Exercise: Images appear in the records below; leave them out and repeat everything else exactly.
== Data to use
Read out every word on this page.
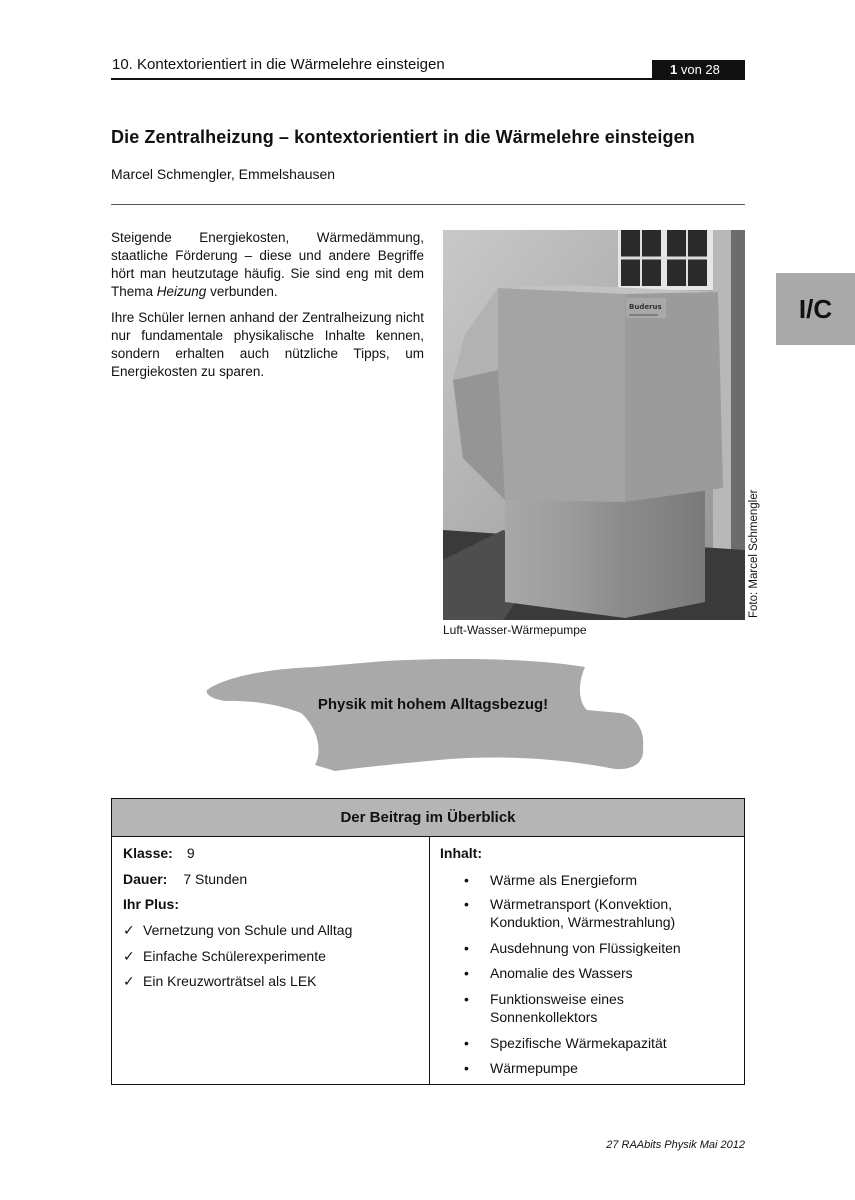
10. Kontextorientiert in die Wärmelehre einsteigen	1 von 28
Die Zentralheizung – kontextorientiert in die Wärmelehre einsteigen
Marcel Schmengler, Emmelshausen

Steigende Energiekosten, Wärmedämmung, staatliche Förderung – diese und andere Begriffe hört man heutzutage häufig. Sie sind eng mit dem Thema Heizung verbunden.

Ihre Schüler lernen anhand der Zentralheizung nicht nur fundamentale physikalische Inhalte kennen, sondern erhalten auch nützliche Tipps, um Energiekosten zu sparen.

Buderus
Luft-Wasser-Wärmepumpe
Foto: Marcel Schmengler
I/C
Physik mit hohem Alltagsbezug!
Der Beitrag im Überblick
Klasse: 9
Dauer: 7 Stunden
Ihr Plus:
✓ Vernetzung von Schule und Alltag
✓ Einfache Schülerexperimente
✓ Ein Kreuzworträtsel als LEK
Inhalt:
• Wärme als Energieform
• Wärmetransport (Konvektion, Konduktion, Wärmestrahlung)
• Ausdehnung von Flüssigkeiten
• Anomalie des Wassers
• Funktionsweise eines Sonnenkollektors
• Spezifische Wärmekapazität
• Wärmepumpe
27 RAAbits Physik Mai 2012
====
Exercise response:
Read out every word on this page.
10. Kontextorientiert in die Wärmelehre einsteigen	1 von 28
Die Zentralheizung – kontextorientiert in die Wärmelehre einsteigen
Marcel Schmengler, Emmelshausen

Steigende Energiekosten, Wärmedämmung, staatliche Förderung – diese und andere Begriffe hört man heutzutage häufig. Sie sind eng mit dem Thema Heizung verbunden.

Ihre Schüler lernen anhand der Zentralheizung nicht nur fundamentale physikalische Inhalte kennen, sondern erhalten auch nützliche Tipps, um Energiekosten zu sparen.

Buderus
Luft-Wasser-Wärmepumpe
Foto: Marcel Schmengler
I/C
Physik mit hohem Alltagsbezug!
Der Beitrag im Überblick
Klasse: 9
Dauer: 7 Stunden
Ihr Plus:
✓ Vernetzung von Schule und Alltag
✓ Einfache Schülerexperimente
✓ Ein Kreuzworträtsel als LEK
Inhalt:
• Wärme als Energieform
• Wärmetransport (Konvektion, Konduktion, Wärmestrahlung)
• Ausdehnung von Flüssigkeiten
• Anomalie des Wassers
• Funktionsweise eines Sonnenkollektors
• Spezifische Wärmekapazität
• Wärmepumpe
27 RAAbits Physik Mai 2012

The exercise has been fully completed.